All of the material below is to be retyped exactly.

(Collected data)
— begin —

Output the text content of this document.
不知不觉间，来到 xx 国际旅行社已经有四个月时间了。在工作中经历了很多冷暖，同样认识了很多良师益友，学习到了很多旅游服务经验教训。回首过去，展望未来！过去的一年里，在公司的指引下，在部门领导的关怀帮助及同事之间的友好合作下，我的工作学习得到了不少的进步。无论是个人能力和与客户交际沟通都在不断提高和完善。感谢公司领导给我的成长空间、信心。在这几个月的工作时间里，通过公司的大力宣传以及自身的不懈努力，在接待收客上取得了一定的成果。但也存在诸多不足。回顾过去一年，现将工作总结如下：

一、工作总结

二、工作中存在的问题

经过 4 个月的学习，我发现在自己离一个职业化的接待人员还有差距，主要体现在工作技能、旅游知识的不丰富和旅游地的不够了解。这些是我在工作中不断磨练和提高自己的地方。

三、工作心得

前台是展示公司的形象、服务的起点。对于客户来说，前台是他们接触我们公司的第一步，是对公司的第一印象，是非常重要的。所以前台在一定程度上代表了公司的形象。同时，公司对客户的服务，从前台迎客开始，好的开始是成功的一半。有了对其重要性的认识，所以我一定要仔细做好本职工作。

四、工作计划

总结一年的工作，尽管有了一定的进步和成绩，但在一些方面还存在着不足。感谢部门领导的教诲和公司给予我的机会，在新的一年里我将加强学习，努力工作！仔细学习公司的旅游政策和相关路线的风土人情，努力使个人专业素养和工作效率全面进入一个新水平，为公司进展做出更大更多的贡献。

— end —

Answer to this exercise:
Output the text content of this document.
不知不觉间，来到 xx 国际旅行社已经有四个月时间了。在工作中经历了很多冷暖，同样认识了很多良师益友，学习到了很多旅游服务经验教训。回首过去，展望未来！过去的一年里，在公司的指引下，在部门领导的关怀帮助及同事之间的友好合作下，我的工作学习得到了不少的进步。无论是个人能力和与客户交际沟通都在不断提高和完善。感谢公司领导给我的成长空间、信心。在这几个月的工作时间里，通过公司的大力宣传以及自身的不懈努力，在接待收客上取得了一定的成果。但也存在诸多不足。回顾过去一年，现将工作总结如下：

一、工作总结

二、工作中存在的问题

经过 4 个月的学习，我发现在自己离一个职业化的接待人员还有差距，主要体现在工作技能、旅游知识的不丰富和旅游地的不够了解。这些是我在工作中不断磨练和提高自己的地方。

三、工作心得

前台是展示公司的形象、服务的起点。对于客户来说，前台是他们接触我们公司的第一步，是对公司的第一印象，是非常重要的。所以前台在一定程度上代表了公司的形象。同时，公司对客户的服务，从前台迎客开始，好的开始是成功的一半。有了对其重要性的认识，所以我一定要仔细做好本职工作。

四、工作计划

总结一年的工作，尽管有了一定的进步和成绩，但在一些方面还存在着不足。感谢部门领导的教诲和公司给予我的机会，在新的一年里我将加强学习，努力工作！仔细学习公司的旅游政策和相关路线的风土人情，努力使个人专业素养和工作效率全面进入一个新水平，为公司进展做出更大更多的贡献。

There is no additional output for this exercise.